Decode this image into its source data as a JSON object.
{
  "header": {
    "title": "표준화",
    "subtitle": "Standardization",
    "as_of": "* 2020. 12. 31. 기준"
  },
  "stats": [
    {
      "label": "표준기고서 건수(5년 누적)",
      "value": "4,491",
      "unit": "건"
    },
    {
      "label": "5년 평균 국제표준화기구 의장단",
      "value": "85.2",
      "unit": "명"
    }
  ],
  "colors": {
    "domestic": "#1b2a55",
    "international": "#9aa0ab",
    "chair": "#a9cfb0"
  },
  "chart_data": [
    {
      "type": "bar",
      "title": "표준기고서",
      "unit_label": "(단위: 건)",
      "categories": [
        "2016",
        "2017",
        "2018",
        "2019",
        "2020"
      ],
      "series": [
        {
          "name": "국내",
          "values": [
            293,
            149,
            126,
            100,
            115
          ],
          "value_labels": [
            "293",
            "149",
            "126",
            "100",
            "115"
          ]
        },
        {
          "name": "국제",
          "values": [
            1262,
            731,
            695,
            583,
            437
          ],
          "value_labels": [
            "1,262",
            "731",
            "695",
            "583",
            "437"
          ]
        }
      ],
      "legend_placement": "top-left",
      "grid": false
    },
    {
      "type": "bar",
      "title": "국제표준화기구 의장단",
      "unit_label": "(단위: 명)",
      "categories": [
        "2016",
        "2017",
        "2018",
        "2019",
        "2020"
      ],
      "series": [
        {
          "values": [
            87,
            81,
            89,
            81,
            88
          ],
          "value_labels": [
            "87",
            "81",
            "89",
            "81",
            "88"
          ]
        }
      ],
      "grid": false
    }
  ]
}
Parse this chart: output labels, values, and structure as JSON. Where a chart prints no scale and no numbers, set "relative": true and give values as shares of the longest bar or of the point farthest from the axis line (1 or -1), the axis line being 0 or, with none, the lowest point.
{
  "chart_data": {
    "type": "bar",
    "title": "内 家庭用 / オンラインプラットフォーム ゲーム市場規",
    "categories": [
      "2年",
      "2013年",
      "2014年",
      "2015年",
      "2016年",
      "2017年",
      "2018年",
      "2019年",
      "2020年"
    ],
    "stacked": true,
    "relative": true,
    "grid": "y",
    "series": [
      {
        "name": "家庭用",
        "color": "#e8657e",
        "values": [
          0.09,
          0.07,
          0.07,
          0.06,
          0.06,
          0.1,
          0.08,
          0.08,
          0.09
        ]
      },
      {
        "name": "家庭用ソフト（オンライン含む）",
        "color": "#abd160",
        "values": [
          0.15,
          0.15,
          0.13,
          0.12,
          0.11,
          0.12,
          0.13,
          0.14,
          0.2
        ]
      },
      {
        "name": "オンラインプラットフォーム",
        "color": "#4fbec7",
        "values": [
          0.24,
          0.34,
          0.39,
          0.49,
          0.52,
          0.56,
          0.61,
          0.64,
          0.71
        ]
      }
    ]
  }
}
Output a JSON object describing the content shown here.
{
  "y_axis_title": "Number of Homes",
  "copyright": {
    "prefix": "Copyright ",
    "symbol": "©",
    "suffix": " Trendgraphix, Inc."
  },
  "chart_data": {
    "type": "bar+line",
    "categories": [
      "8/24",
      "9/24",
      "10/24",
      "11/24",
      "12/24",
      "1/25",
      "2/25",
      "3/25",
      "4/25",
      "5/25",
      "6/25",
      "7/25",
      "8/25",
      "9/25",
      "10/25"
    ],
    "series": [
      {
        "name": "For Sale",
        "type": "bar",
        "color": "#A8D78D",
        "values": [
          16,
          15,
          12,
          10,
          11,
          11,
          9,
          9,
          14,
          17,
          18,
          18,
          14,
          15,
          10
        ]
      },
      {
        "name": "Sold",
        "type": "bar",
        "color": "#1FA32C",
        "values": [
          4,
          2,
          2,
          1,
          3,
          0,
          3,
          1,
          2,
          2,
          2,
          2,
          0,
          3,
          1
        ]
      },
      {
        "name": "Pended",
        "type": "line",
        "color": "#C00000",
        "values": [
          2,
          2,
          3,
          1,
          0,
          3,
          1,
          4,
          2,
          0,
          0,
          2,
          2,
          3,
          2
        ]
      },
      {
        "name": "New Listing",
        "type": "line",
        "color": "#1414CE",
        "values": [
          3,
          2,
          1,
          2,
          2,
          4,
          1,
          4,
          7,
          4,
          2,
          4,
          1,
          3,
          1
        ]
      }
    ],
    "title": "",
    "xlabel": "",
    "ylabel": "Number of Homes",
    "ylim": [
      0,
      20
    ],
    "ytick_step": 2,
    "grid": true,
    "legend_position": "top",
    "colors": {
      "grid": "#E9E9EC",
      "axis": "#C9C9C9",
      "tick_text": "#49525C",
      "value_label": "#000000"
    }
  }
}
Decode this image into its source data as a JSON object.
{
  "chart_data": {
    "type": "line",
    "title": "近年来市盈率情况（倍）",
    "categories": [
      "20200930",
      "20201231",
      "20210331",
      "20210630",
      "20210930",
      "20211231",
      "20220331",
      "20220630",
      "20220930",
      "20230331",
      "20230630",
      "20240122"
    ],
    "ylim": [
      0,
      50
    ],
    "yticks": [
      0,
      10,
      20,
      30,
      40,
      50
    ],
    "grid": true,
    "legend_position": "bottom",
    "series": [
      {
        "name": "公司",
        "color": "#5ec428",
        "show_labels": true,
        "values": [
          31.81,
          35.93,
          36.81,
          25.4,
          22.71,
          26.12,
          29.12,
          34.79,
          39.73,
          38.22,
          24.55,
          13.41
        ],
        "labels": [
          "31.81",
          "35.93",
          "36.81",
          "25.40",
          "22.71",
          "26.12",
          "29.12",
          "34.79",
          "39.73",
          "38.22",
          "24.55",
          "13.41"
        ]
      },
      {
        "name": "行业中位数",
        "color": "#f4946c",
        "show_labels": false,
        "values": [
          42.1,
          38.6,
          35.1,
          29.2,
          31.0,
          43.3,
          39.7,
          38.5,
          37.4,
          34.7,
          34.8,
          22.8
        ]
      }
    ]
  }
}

Goal: Show all lines in the entries above where the word "Homes" appears.

Finished answer:
  "y_axis_title": "Number of Homes",
    "ylabel": "Number of Homes",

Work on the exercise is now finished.